> [Your task] Which lines hold the string "Kosti"? Copy every one of them.

> [Information given]
⁂

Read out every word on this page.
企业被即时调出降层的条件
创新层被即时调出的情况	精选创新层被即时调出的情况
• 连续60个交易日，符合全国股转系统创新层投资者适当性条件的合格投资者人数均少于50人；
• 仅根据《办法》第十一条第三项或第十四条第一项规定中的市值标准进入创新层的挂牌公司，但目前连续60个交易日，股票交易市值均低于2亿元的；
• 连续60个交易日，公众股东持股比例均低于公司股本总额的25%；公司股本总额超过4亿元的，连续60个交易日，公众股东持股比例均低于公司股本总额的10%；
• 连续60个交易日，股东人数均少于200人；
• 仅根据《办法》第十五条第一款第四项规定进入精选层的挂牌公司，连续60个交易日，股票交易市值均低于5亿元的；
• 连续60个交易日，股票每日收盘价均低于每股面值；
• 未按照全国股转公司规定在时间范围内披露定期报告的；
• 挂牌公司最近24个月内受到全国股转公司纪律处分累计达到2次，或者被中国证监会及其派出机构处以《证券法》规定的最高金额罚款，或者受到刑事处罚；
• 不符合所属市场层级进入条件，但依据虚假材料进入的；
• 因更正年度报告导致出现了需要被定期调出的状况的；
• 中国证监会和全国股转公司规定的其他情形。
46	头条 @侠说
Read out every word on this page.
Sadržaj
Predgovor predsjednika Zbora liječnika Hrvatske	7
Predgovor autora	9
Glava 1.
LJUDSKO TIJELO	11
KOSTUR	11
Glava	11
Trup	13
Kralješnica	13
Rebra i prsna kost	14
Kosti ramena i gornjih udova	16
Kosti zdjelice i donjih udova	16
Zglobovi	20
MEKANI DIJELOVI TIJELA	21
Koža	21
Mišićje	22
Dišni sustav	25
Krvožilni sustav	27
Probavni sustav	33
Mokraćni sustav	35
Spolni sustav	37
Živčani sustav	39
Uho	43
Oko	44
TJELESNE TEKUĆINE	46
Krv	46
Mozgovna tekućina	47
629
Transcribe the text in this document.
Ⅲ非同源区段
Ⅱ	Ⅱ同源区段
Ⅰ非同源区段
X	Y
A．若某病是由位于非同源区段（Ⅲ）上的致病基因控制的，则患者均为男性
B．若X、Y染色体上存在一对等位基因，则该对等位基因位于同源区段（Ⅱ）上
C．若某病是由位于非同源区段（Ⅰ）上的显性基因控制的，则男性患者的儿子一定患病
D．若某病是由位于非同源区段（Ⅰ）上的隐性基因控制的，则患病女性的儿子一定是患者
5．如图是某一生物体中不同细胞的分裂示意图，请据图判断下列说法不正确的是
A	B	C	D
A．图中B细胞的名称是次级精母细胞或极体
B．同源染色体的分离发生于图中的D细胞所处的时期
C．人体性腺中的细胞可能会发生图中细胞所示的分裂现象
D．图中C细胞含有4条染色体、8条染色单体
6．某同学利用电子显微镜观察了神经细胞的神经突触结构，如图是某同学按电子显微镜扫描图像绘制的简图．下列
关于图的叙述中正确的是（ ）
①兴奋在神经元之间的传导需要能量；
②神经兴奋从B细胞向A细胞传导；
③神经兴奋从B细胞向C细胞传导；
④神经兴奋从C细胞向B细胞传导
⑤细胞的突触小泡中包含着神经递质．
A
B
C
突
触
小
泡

⁂

> [Exercise response]
Kosti ramena i gornjih udova	16
Kosti zdjelice i donjih udova	16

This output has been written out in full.